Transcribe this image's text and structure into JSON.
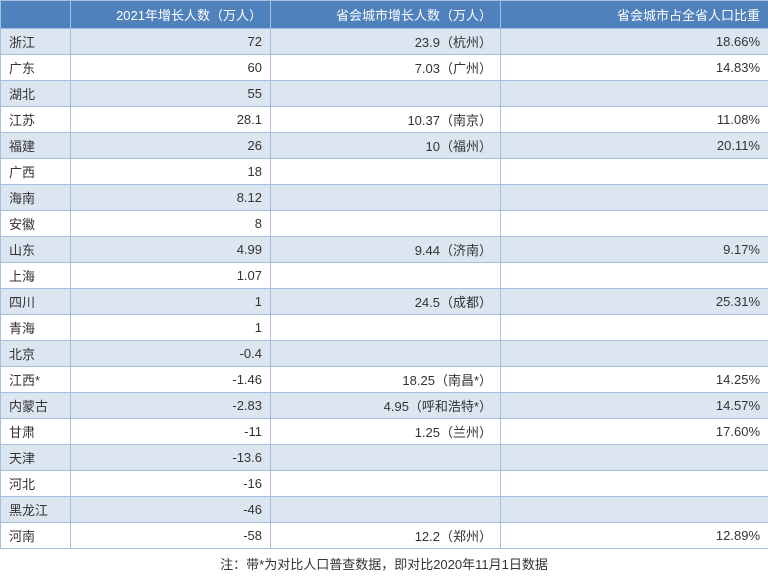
{
  "table": {
    "headers": [
      "",
      "2021年增长人数（万人）",
      "省会城市增长人数（万人）",
      "省会城市占全省人口比重"
    ],
    "rows": [
      {
        "province": "浙江",
        "growth": "72",
        "capital_growth": "23.9（杭州）",
        "ratio": "18.66%"
      },
      {
        "province": "广东",
        "growth": "60",
        "capital_growth": "7.03（广州）",
        "ratio": "14.83%"
      },
      {
        "province": "湖北",
        "growth": "55",
        "capital_growth": "",
        "ratio": ""
      },
      {
        "province": "江苏",
        "growth": "28.1",
        "capital_growth": "10.37（南京）",
        "ratio": "11.08%"
      },
      {
        "province": "福建",
        "growth": "26",
        "capital_growth": "10（福州）",
        "ratio": "20.11%"
      },
      {
        "province": "广西",
        "growth": "18",
        "capital_growth": "",
        "ratio": ""
      },
      {
        "province": "海南",
        "growth": "8.12",
        "capital_growth": "",
        "ratio": ""
      },
      {
        "province": "安徽",
        "growth": "8",
        "capital_growth": "",
        "ratio": ""
      },
      {
        "province": "山东",
        "growth": "4.99",
        "capital_growth": "9.44（济南）",
        "ratio": "9.17%"
      },
      {
        "province": "上海",
        "growth": "1.07",
        "capital_growth": "",
        "ratio": ""
      },
      {
        "province": "四川",
        "growth": "1",
        "capital_growth": "24.5（成都）",
        "ratio": "25.31%"
      },
      {
        "province": "青海",
        "growth": "1",
        "capital_growth": "",
        "ratio": ""
      },
      {
        "province": "北京",
        "growth": "-0.4",
        "capital_growth": "",
        "ratio": ""
      },
      {
        "province": "江西*",
        "growth": "-1.46",
        "capital_growth": "18.25（南昌*）",
        "ratio": "14.25%"
      },
      {
        "province": "内蒙古",
        "growth": "-2.83",
        "capital_growth": "4.95（呼和浩特*）",
        "ratio": "14.57%"
      },
      {
        "province": "甘肃",
        "growth": "-11",
        "capital_growth": "1.25（兰州）",
        "ratio": "17.60%"
      },
      {
        "province": "天津",
        "growth": "-13.6",
        "capital_growth": "",
        "ratio": ""
      },
      {
        "province": "河北",
        "growth": "-16",
        "capital_growth": "",
        "ratio": ""
      },
      {
        "province": "黑龙江",
        "growth": "-46",
        "capital_growth": "",
        "ratio": ""
      },
      {
        "province": "河南",
        "growth": "-58",
        "capital_growth": "12.2（郑州）",
        "ratio": "12.89%"
      }
    ],
    "footnote": "注：带*为对比人口普查数据，即对比2020年11月1日数据",
    "header_bg": "#4f81bd",
    "header_fg": "#ffffff",
    "row_odd_bg": "#dce6f1",
    "row_even_bg": "#ffffff",
    "border_color": "#a6bfde",
    "font_size": 13
  }
}
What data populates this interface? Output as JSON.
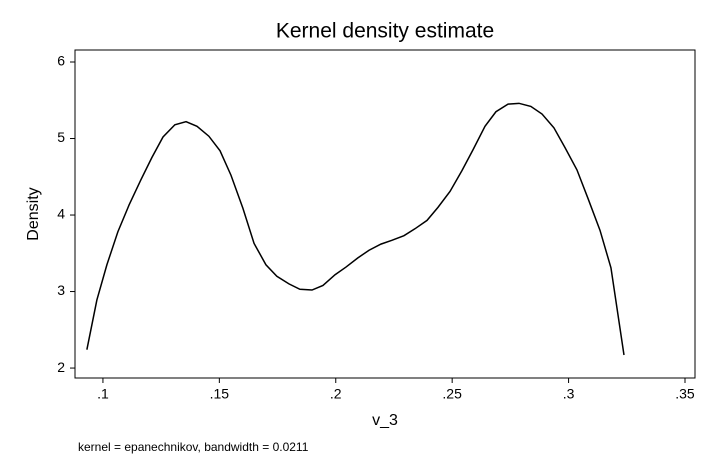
{
  "chart_data": {
    "type": "line",
    "title": "Kernel density estimate",
    "xlabel": "v_3",
    "ylabel": "Density",
    "note": "kernel = epanechnikov, bandwidth = 0.0211",
    "x": [
      0.0931,
      0.0974,
      0.1017,
      0.1064,
      0.1112,
      0.1163,
      0.121,
      0.1258,
      0.1309,
      0.1357,
      0.1404,
      0.1455,
      0.1503,
      0.155,
      0.1601,
      0.1649,
      0.17,
      0.1747,
      0.1799,
      0.1846,
      0.1898,
      0.1945,
      0.1997,
      0.2044,
      0.2095,
      0.2143,
      0.2194,
      0.2241,
      0.2293,
      0.234,
      0.2392,
      0.2439,
      0.2491,
      0.2542,
      0.2589,
      0.2641,
      0.2688,
      0.274,
      0.2787,
      0.2838,
      0.2886,
      0.2937,
      0.2985,
      0.3036,
      0.3083,
      0.3135,
      0.3182,
      0.3238
    ],
    "series": [
      {
        "name": "Density",
        "color": "#000000",
        "values": [
          2.24,
          2.89,
          3.35,
          3.78,
          4.13,
          4.46,
          4.75,
          5.02,
          5.18,
          5.22,
          5.16,
          5.03,
          4.84,
          4.52,
          4.09,
          3.63,
          3.35,
          3.2,
          3.1,
          3.03,
          3.02,
          3.08,
          3.22,
          3.32,
          3.44,
          3.54,
          3.62,
          3.67,
          3.73,
          3.82,
          3.93,
          4.1,
          4.31,
          4.58,
          4.85,
          5.16,
          5.35,
          5.45,
          5.46,
          5.42,
          5.32,
          5.14,
          4.88,
          4.59,
          4.22,
          3.8,
          3.31,
          2.17
        ]
      }
    ],
    "xlim": [
      0.088,
      0.3543
    ],
    "ylim": [
      1.87,
      6.157
    ],
    "xticks": [
      {
        "value": 0.1,
        "label": ".1"
      },
      {
        "value": 0.15,
        "label": ".15"
      },
      {
        "value": 0.2,
        "label": ".2"
      },
      {
        "value": 0.25,
        "label": ".25"
      },
      {
        "value": 0.3,
        "label": ".3"
      },
      {
        "value": 0.35,
        "label": ".35"
      }
    ],
    "yticks": [
      2,
      3,
      4,
      5,
      6
    ]
  }
}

▬▬▬

§ **TASK TO COMPLETE**:
Across the data above, how many lines include the word "JSON"? Give only the count.

§ **SOLUTION FOR THIS PROBLEM**:
2